Dataset items
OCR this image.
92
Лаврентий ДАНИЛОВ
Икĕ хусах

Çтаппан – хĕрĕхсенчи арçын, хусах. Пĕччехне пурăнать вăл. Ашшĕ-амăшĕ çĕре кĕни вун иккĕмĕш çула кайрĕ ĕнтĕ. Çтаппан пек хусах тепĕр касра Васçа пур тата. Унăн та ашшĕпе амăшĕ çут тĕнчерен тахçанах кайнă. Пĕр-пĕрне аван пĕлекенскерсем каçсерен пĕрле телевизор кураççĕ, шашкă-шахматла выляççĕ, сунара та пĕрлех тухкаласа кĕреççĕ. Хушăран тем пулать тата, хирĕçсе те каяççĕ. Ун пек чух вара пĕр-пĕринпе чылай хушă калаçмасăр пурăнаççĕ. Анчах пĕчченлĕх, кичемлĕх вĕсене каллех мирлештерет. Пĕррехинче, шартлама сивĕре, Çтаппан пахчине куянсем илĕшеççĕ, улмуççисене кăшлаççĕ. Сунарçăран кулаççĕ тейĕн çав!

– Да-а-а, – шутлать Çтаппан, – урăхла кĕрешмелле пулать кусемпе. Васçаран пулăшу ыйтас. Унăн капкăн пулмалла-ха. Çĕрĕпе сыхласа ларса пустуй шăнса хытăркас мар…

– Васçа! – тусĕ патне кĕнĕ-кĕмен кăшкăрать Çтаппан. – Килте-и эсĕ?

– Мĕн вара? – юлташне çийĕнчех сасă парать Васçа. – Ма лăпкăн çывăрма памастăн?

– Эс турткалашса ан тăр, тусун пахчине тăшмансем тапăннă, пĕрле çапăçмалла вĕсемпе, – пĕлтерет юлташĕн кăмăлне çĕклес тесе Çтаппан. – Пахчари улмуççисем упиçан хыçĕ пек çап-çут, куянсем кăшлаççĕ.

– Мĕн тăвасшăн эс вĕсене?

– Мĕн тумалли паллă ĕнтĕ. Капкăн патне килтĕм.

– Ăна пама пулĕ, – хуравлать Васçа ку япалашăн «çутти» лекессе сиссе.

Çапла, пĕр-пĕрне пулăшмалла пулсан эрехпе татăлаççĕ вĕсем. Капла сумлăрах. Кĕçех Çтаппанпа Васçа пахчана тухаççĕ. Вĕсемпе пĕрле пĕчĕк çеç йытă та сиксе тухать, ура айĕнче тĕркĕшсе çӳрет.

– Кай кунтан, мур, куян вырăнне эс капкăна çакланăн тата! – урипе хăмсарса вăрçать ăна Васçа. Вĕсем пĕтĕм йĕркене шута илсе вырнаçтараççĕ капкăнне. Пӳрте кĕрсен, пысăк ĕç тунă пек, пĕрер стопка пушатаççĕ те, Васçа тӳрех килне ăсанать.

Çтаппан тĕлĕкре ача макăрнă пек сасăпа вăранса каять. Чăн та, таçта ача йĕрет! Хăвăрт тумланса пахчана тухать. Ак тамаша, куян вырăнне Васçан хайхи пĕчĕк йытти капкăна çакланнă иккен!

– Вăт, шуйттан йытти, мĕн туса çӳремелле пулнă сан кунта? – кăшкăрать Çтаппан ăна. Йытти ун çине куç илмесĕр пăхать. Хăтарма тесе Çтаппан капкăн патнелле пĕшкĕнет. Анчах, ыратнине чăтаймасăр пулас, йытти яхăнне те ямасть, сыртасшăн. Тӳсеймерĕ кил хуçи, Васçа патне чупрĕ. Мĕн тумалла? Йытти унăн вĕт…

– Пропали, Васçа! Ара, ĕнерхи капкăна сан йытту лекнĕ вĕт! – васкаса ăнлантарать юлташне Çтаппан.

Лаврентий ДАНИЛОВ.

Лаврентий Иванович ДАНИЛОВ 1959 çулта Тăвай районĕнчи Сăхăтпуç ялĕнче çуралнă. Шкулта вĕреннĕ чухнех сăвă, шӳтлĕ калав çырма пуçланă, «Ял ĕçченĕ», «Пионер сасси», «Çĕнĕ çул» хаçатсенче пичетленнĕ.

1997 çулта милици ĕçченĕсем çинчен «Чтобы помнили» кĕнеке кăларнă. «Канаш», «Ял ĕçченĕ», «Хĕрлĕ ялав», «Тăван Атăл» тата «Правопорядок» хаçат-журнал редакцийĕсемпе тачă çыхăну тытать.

**The request:** Write out the whole listing again, exactly as it stands.

**Task output:**
OCR this image.
92
Лаврентий ДАНИЛОВ
Икĕ хусах

Çтаппан – хĕрĕхсенчи арçын, хусах. Пĕччехне пурăнать вăл. Ашшĕ-амăшĕ çĕре кĕни вун иккĕмĕш çула кайрĕ ĕнтĕ. Çтаппан пек хусах тепĕр касра Васçа пур тата. Унăн та ашшĕпе амăшĕ çут тĕнчерен тахçанах кайнă. Пĕр-пĕрне аван пĕлекенскерсем каçсерен пĕрле телевизор кураççĕ, шашкă-шахматла выляççĕ, сунара та пĕрлех тухкаласа кĕреççĕ. Хушăран тем пулать тата, хирĕçсе те каяççĕ. Ун пек чух вара пĕр-пĕринпе чылай хушă калаçмасăр пурăнаççĕ. Анчах пĕчченлĕх, кичемлĕх вĕсене каллех мирлештерет. Пĕррехинче, шартлама сивĕре, Çтаппан пахчине куянсем илĕшеççĕ, улмуççисене кăшлаççĕ. Сунарçăран кулаççĕ тейĕн çав!

– Да-а-а, – шутлать Çтаппан, – урăхла кĕрешмелле пулать кусемпе. Васçаран пулăшу ыйтас. Унăн капкăн пулмалла-ха. Çĕрĕпе сыхласа ларса пустуй шăнса хытăркас мар…

– Васçа! – тусĕ патне кĕнĕ-кĕмен кăшкăрать Çтаппан. – Килте-и эсĕ?

– Мĕн вара? – юлташне çийĕнчех сасă парать Васçа. – Ма лăпкăн çывăрма памастăн?

– Эс турткалашса ан тăр, тусун пахчине тăшмансем тапăннă, пĕрле çапăçмалла вĕсемпе, – пĕлтерет юлташĕн кăмăлне çĕклес тесе Çтаппан. – Пахчари улмуççисем упиçан хыçĕ пек çап-çут, куянсем кăшлаççĕ.

– Мĕн тăвасшăн эс вĕсене?

– Мĕн тумалли паллă ĕнтĕ. Капкăн патне килтĕм.

– Ăна пама пулĕ, – хуравлать Васçа ку япалашăн «çутти» лекессе сиссе.

Çапла, пĕр-пĕрне пулăшмалла пулсан эрехпе татăлаççĕ вĕсем. Капла сумлăрах. Кĕçех Çтаппанпа Васçа пахчана тухаççĕ. Вĕсемпе пĕрле пĕчĕк çеç йытă та сиксе тухать, ура айĕнче тĕркĕшсе çӳрет.

– Кай кунтан, мур, куян вырăнне эс капкăна çакланăн тата! – урипе хăмсарса вăрçать ăна Васçа. Вĕсем пĕтĕм йĕркене шута илсе вырнаçтараççĕ капкăнне. Пӳрте кĕрсен, пысăк ĕç тунă пек, пĕрер стопка пушатаççĕ те, Васçа тӳрех килне ăсанать.

Çтаппан тĕлĕкре ача макăрнă пек сасăпа вăранса каять. Чăн та, таçта ача йĕрет! Хăвăрт тумланса пахчана тухать. Ак тамаша, куян вырăнне Васçан хайхи пĕчĕк йытти капкăна çакланнă иккен!

– Вăт, шуйттан йытти, мĕн туса çӳремелле пулнă сан кунта? – кăшкăрать Çтаппан ăна. Йытти ун çине куç илмесĕр пăхать. Хăтарма тесе Çтаппан капкăн патнелле пĕшкĕнет. Анчах, ыратнине чăтаймасăр пулас, йытти яхăнне те ямасть, сыртасшăн. Тӳсеймерĕ кил хуçи, Васçа патне чупрĕ. Мĕн тумалла? Йытти унăн вĕт…

– Пропали, Васçа! Ара, ĕнерхи капкăна сан йытту лекнĕ вĕт! – васкаса ăнлантарать юлташне Çтаппан.

Лаврентий ДАНИЛОВ.

Лаврентий Иванович ДАНИЛОВ 1959 çулта Тăвай районĕнчи Сăхăтпуç ялĕнче çуралнă. Шкулта вĕреннĕ чухнех сăвă, шӳтлĕ калав çырма пуçланă, «Ял ĕçченĕ», «Пионер сасси», «Çĕнĕ çул» хаçатсенче пичетленнĕ.

1997 çулта милици ĕçченĕсем çинчен «Чтобы помнили» кĕнеке кăларнă. «Канаш», «Ял ĕçченĕ», «Хĕрлĕ ялав», «Тăван Атăл» тата «Правопорядок» хаçат-журнал редакцийĕсемпе тачă çыхăну тытать.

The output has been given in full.